EXERCISE AIM: From the listing below, pull out the lines that hold "title".

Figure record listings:
— Start —
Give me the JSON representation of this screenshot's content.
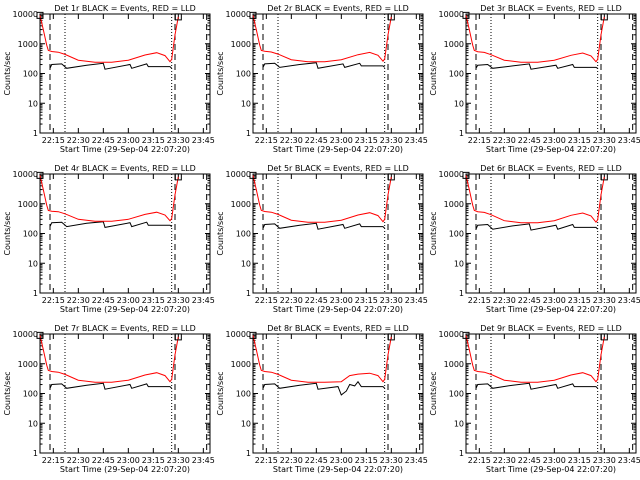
{
  "figure": {
    "xlabel": "Start Time (29-Sep-04 22:07:20)",
    "ylabel": "Counts/sec"
  },
  "chart_data": [
    {
      "type": "line",
      "title": "Det 1r  BLACK = Events, RED = LLD",
      "xlabel": "Start Time (29-Sep-04 22:07:20)",
      "ylabel": "Counts/sec",
      "yscale": "log",
      "ylim": [
        1,
        10000
      ],
      "xlim": [
        "22:07",
        "23:49"
      ],
      "x_ticks": [
        "22:15",
        "22:30",
        "22:45",
        "23:00",
        "23:15",
        "23:30",
        "23:45"
      ],
      "y_ticks": [
        "1",
        "10",
        "100",
        "1000",
        "10000"
      ],
      "dashed_markers": [
        "22:13",
        "23:28",
        "23:47"
      ],
      "dotted_markers": [
        "22:22",
        "23:26"
      ],
      "series": [
        {
          "name": "BLACK = Events",
          "color": "#000000",
          "x": [
            "22:13",
            "22:14",
            "22:20",
            "22:23",
            "22:35",
            "22:45",
            "22:46",
            "23:01",
            "23:02",
            "23:11",
            "23:12",
            "23:25",
            "23:26"
          ],
          "y": [
            150,
            200,
            210,
            150,
            190,
            220,
            140,
            200,
            150,
            210,
            170,
            170,
            150
          ]
        },
        {
          "name": "RED = LLD",
          "color": "#ff0000",
          "x": [
            "22:07",
            "22:09",
            "22:11",
            "22:12",
            "22:14",
            "22:18",
            "22:22",
            "22:30",
            "22:40",
            "22:50",
            "23:00",
            "23:10",
            "23:17",
            "23:22",
            "23:25",
            "23:26",
            "23:28",
            "23:30"
          ],
          "y": [
            9000,
            3000,
            900,
            600,
            550,
            520,
            440,
            280,
            240,
            240,
            280,
            420,
            500,
            400,
            250,
            300,
            2000,
            8000
          ]
        }
      ]
    },
    {
      "type": "line",
      "title": "Det 2r  BLACK = Events, RED = LLD",
      "xlabel": "Start Time (29-Sep-04 22:07:20)",
      "ylabel": "Counts/sec",
      "yscale": "log",
      "ylim": [
        1,
        10000
      ],
      "xlim": [
        "22:07",
        "23:49"
      ],
      "x_ticks": [
        "22:15",
        "22:30",
        "22:45",
        "23:00",
        "23:15",
        "23:30",
        "23:45"
      ],
      "y_ticks": [
        "1",
        "10",
        "100",
        "1000",
        "10000"
      ],
      "dashed_markers": [
        "22:13",
        "23:28",
        "23:47"
      ],
      "dotted_markers": [
        "22:22",
        "23:26"
      ],
      "series": [
        {
          "name": "BLACK = Events",
          "color": "#000000",
          "x": [
            "22:13",
            "22:14",
            "22:20",
            "22:23",
            "22:35",
            "22:45",
            "22:46",
            "23:01",
            "23:02",
            "23:11",
            "23:12",
            "23:25",
            "23:26"
          ],
          "y": [
            160,
            210,
            220,
            160,
            200,
            230,
            150,
            210,
            160,
            220,
            180,
            180,
            160
          ]
        },
        {
          "name": "RED = LLD",
          "color": "#ff0000",
          "x": [
            "22:07",
            "22:09",
            "22:11",
            "22:12",
            "22:14",
            "22:18",
            "22:22",
            "22:30",
            "22:40",
            "22:50",
            "23:00",
            "23:10",
            "23:17",
            "23:22",
            "23:25",
            "23:26",
            "23:28",
            "23:30"
          ],
          "y": [
            9000,
            3000,
            900,
            600,
            560,
            530,
            450,
            290,
            250,
            250,
            290,
            430,
            510,
            410,
            260,
            310,
            2000,
            8000
          ]
        }
      ]
    },
    {
      "type": "line",
      "title": "Det 3r  BLACK = Events, RED = LLD",
      "xlabel": "Start Time (29-Sep-04 22:07:20)",
      "ylabel": "Counts/sec",
      "yscale": "log",
      "ylim": [
        1,
        10000
      ],
      "xlim": [
        "22:07",
        "23:49"
      ],
      "x_ticks": [
        "22:15",
        "22:30",
        "22:45",
        "23:00",
        "23:15",
        "23:30",
        "23:45"
      ],
      "y_ticks": [
        "1",
        "10",
        "100",
        "1000",
        "10000"
      ],
      "dashed_markers": [
        "22:13",
        "23:28",
        "23:47"
      ],
      "dotted_markers": [
        "22:22",
        "23:26"
      ],
      "series": [
        {
          "name": "BLACK = Events",
          "color": "#000000",
          "x": [
            "22:13",
            "22:14",
            "22:20",
            "22:23",
            "22:35",
            "22:45",
            "22:46",
            "23:01",
            "23:02",
            "23:11",
            "23:12",
            "23:25",
            "23:26"
          ],
          "y": [
            150,
            190,
            200,
            150,
            180,
            210,
            140,
            190,
            150,
            200,
            160,
            160,
            150
          ]
        },
        {
          "name": "RED = LLD",
          "color": "#ff0000",
          "x": [
            "22:07",
            "22:09",
            "22:11",
            "22:12",
            "22:14",
            "22:18",
            "22:22",
            "22:30",
            "22:40",
            "22:50",
            "23:00",
            "23:10",
            "23:17",
            "23:22",
            "23:25",
            "23:26",
            "23:28",
            "23:30"
          ],
          "y": [
            9000,
            3000,
            900,
            600,
            540,
            510,
            430,
            280,
            240,
            240,
            280,
            410,
            490,
            390,
            250,
            300,
            2000,
            8000
          ]
        }
      ]
    },
    {
      "type": "line",
      "title": "Det 4r  BLACK = Events, RED = LLD",
      "xlabel": "Start Time (29-Sep-04 22:07:20)",
      "ylabel": "Counts/sec",
      "yscale": "log",
      "ylim": [
        1,
        10000
      ],
      "xlim": [
        "22:07",
        "23:49"
      ],
      "x_ticks": [
        "22:15",
        "22:30",
        "22:45",
        "23:00",
        "23:15",
        "23:30",
        "23:45"
      ],
      "y_ticks": [
        "1",
        "10",
        "100",
        "1000",
        "10000"
      ],
      "dashed_markers": [
        "22:13",
        "23:28",
        "23:47"
      ],
      "dotted_markers": [
        "22:22",
        "23:26"
      ],
      "series": [
        {
          "name": "BLACK = Events",
          "color": "#000000",
          "x": [
            "22:13",
            "22:14",
            "22:20",
            "22:23",
            "22:35",
            "22:45",
            "22:46",
            "23:01",
            "23:02",
            "23:11",
            "23:12",
            "23:25",
            "23:26"
          ],
          "y": [
            170,
            230,
            240,
            170,
            220,
            250,
            160,
            230,
            170,
            240,
            190,
            190,
            170
          ]
        },
        {
          "name": "RED = LLD",
          "color": "#ff0000",
          "x": [
            "22:07",
            "22:09",
            "22:11",
            "22:12",
            "22:14",
            "22:18",
            "22:22",
            "22:30",
            "22:40",
            "22:50",
            "23:00",
            "23:10",
            "23:17",
            "23:22",
            "23:25",
            "23:26",
            "23:28",
            "23:30"
          ],
          "y": [
            9000,
            3000,
            900,
            600,
            560,
            540,
            460,
            300,
            260,
            260,
            300,
            440,
            520,
            420,
            270,
            320,
            2000,
            8000
          ]
        }
      ]
    },
    {
      "type": "line",
      "title": "Det 5r  BLACK = Events, RED = LLD",
      "xlabel": "Start Time (29-Sep-04 22:07:20)",
      "ylabel": "Counts/sec",
      "yscale": "log",
      "ylim": [
        1,
        10000
      ],
      "xlim": [
        "22:07",
        "23:49"
      ],
      "x_ticks": [
        "22:15",
        "22:30",
        "22:45",
        "23:00",
        "23:15",
        "23:30",
        "23:45"
      ],
      "y_ticks": [
        "1",
        "10",
        "100",
        "1000",
        "10000"
      ],
      "dashed_markers": [
        "22:13",
        "23:28",
        "23:47"
      ],
      "dotted_markers": [
        "22:22",
        "23:26"
      ],
      "series": [
        {
          "name": "BLACK = Events",
          "color": "#000000",
          "x": [
            "22:13",
            "22:14",
            "22:20",
            "22:23",
            "22:35",
            "22:45",
            "22:46",
            "23:01",
            "23:02",
            "23:11",
            "23:12",
            "23:25",
            "23:26"
          ],
          "y": [
            150,
            200,
            210,
            150,
            190,
            220,
            140,
            200,
            150,
            210,
            170,
            170,
            150
          ]
        },
        {
          "name": "RED = LLD",
          "color": "#ff0000",
          "x": [
            "22:07",
            "22:09",
            "22:11",
            "22:12",
            "22:14",
            "22:18",
            "22:22",
            "22:30",
            "22:40",
            "22:50",
            "23:00",
            "23:10",
            "23:17",
            "23:22",
            "23:25",
            "23:26",
            "23:28",
            "23:30"
          ],
          "y": [
            9000,
            3000,
            900,
            600,
            550,
            520,
            440,
            280,
            240,
            240,
            280,
            420,
            500,
            400,
            250,
            300,
            2000,
            8000
          ]
        }
      ]
    },
    {
      "type": "line",
      "title": "Det 6r  BLACK = Events, RED = LLD",
      "xlabel": "Start Time (29-Sep-04 22:07:20)",
      "ylabel": "Counts/sec",
      "yscale": "log",
      "ylim": [
        1,
        10000
      ],
      "xlim": [
        "22:07",
        "23:49"
      ],
      "x_ticks": [
        "22:15",
        "22:30",
        "22:45",
        "23:00",
        "23:15",
        "23:30",
        "23:45"
      ],
      "y_ticks": [
        "1",
        "10",
        "100",
        "1000",
        "10000"
      ],
      "dashed_markers": [
        "22:13",
        "23:28",
        "23:47"
      ],
      "dotted_markers": [
        "22:22",
        "23:26"
      ],
      "series": [
        {
          "name": "BLACK = Events",
          "color": "#000000",
          "x": [
            "22:13",
            "22:14",
            "22:20",
            "22:23",
            "22:35",
            "22:45",
            "22:46",
            "23:01",
            "23:02",
            "23:11",
            "23:12",
            "23:25",
            "23:26"
          ],
          "y": [
            140,
            190,
            200,
            140,
            180,
            210,
            130,
            190,
            140,
            200,
            160,
            160,
            140
          ]
        },
        {
          "name": "RED = LLD",
          "color": "#ff0000",
          "x": [
            "22:07",
            "22:09",
            "22:11",
            "22:12",
            "22:14",
            "22:18",
            "22:22",
            "22:30",
            "22:40",
            "22:50",
            "23:00",
            "23:10",
            "23:17",
            "23:22",
            "23:25",
            "23:26",
            "23:28",
            "23:30"
          ],
          "y": [
            9000,
            3000,
            900,
            600,
            540,
            510,
            430,
            270,
            230,
            230,
            270,
            410,
            490,
            390,
            240,
            290,
            2000,
            8000
          ]
        }
      ]
    },
    {
      "type": "line",
      "title": "Det 7r  BLACK = Events, RED = LLD",
      "xlabel": "Start Time (29-Sep-04 22:07:20)",
      "ylabel": "Counts/sec",
      "yscale": "log",
      "ylim": [
        1,
        10000
      ],
      "xlim": [
        "22:07",
        "23:49"
      ],
      "x_ticks": [
        "22:15",
        "22:30",
        "22:45",
        "23:00",
        "23:15",
        "23:30",
        "23:45"
      ],
      "y_ticks": [
        "1",
        "10",
        "100",
        "1000",
        "10000"
      ],
      "dashed_markers": [
        "22:13",
        "23:28",
        "23:47"
      ],
      "dotted_markers": [
        "22:22",
        "23:26"
      ],
      "series": [
        {
          "name": "BLACK = Events",
          "color": "#000000",
          "x": [
            "22:13",
            "22:14",
            "22:20",
            "22:23",
            "22:35",
            "22:45",
            "22:46",
            "23:01",
            "23:02",
            "23:11",
            "23:12",
            "23:25",
            "23:26"
          ],
          "y": [
            150,
            200,
            210,
            150,
            190,
            220,
            140,
            200,
            150,
            210,
            170,
            170,
            150
          ]
        },
        {
          "name": "RED = LLD",
          "color": "#ff0000",
          "x": [
            "22:07",
            "22:09",
            "22:11",
            "22:12",
            "22:14",
            "22:18",
            "22:22",
            "22:30",
            "22:40",
            "22:50",
            "23:00",
            "23:10",
            "23:17",
            "23:22",
            "23:25",
            "23:26",
            "23:28",
            "23:30"
          ],
          "y": [
            9000,
            3000,
            900,
            600,
            550,
            520,
            440,
            280,
            240,
            240,
            280,
            420,
            500,
            400,
            250,
            300,
            2000,
            8000
          ]
        }
      ]
    },
    {
      "type": "line",
      "title": "Det 8r  BLACK = Events, RED = LLD",
      "xlabel": "Start Time (29-Sep-04 22:07:20)",
      "ylabel": "Counts/sec",
      "yscale": "log",
      "ylim": [
        1,
        10000
      ],
      "xlim": [
        "22:07",
        "23:49"
      ],
      "x_ticks": [
        "22:15",
        "22:30",
        "22:45",
        "23:00",
        "23:15",
        "23:30",
        "23:45"
      ],
      "y_ticks": [
        "1",
        "10",
        "100",
        "1000",
        "10000"
      ],
      "dashed_markers": [
        "22:13",
        "23:28",
        "23:47"
      ],
      "dotted_markers": [
        "22:22",
        "23:26"
      ],
      "series": [
        {
          "name": "BLACK = Events",
          "color": "#000000",
          "x": [
            "22:13",
            "22:14",
            "22:20",
            "22:23",
            "22:35",
            "22:45",
            "22:46",
            "22:58",
            "23:00",
            "23:03",
            "23:05",
            "23:08",
            "23:10",
            "23:12",
            "23:25",
            "23:26"
          ],
          "y": [
            150,
            200,
            210,
            150,
            190,
            220,
            140,
            170,
            90,
            120,
            200,
            180,
            250,
            170,
            170,
            150
          ]
        },
        {
          "name": "RED = LLD",
          "color": "#ff0000",
          "x": [
            "22:07",
            "22:09",
            "22:11",
            "22:12",
            "22:14",
            "22:18",
            "22:22",
            "22:30",
            "22:40",
            "22:50",
            "23:00",
            "23:05",
            "23:10",
            "23:17",
            "23:22",
            "23:25",
            "23:26",
            "23:28",
            "23:30"
          ],
          "y": [
            9000,
            3000,
            900,
            600,
            550,
            520,
            440,
            280,
            240,
            240,
            250,
            400,
            450,
            480,
            400,
            250,
            300,
            2000,
            8000
          ]
        }
      ]
    },
    {
      "type": "line",
      "title": "Det 9r  BLACK = Events, RED = LLD",
      "xlabel": "Start Time (29-Sep-04 22:07:20)",
      "ylabel": "Counts/sec",
      "yscale": "log",
      "ylim": [
        1,
        10000
      ],
      "xlim": [
        "22:07",
        "23:49"
      ],
      "x_ticks": [
        "22:15",
        "22:30",
        "22:45",
        "23:00",
        "23:15",
        "23:30",
        "23:45"
      ],
      "y_ticks": [
        "1",
        "10",
        "100",
        "1000",
        "10000"
      ],
      "dashed_markers": [
        "22:13",
        "23:28",
        "23:47"
      ],
      "dotted_markers": [
        "22:22",
        "23:26"
      ],
      "series": [
        {
          "name": "BLACK = Events",
          "color": "#000000",
          "x": [
            "22:13",
            "22:14",
            "22:20",
            "22:23",
            "22:35",
            "22:45",
            "22:46",
            "23:01",
            "23:02",
            "23:11",
            "23:12",
            "23:25",
            "23:26"
          ],
          "y": [
            150,
            200,
            210,
            150,
            190,
            220,
            140,
            200,
            150,
            210,
            170,
            170,
            150
          ]
        },
        {
          "name": "RED = LLD",
          "color": "#ff0000",
          "x": [
            "22:07",
            "22:09",
            "22:11",
            "22:12",
            "22:14",
            "22:18",
            "22:22",
            "22:30",
            "22:40",
            "22:50",
            "23:00",
            "23:10",
            "23:17",
            "23:22",
            "23:25",
            "23:26",
            "23:28",
            "23:30"
          ],
          "y": [
            9000,
            3000,
            900,
            600,
            550,
            520,
            440,
            280,
            240,
            240,
            280,
            420,
            500,
            400,
            250,
            300,
            2000,
            8000
          ]
        }
      ]
    }
  ]
}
— End —
REPLY TO THE TASK:
      "title": "Det 1r  BLACK = Events, RED = LLD",
      "title": "Det 2r  BLACK = Events, RED = LLD",
      "title": "Det 3r  BLACK = Events, RED = LLD",
      "title": "Det 4r  BLACK = Events, RED = LLD",
      "title": "Det 5r  BLACK = Events, RED = LLD",
      "title": "Det 6r  BLACK = Events, RED = LLD",
      "title": "Det 7r  BLACK = Events, RED = LLD",
      "title": "Det 8r  BLACK = Events, RED = LLD",
      "title": "Det 9r  BLACK = Events, RED = LLD",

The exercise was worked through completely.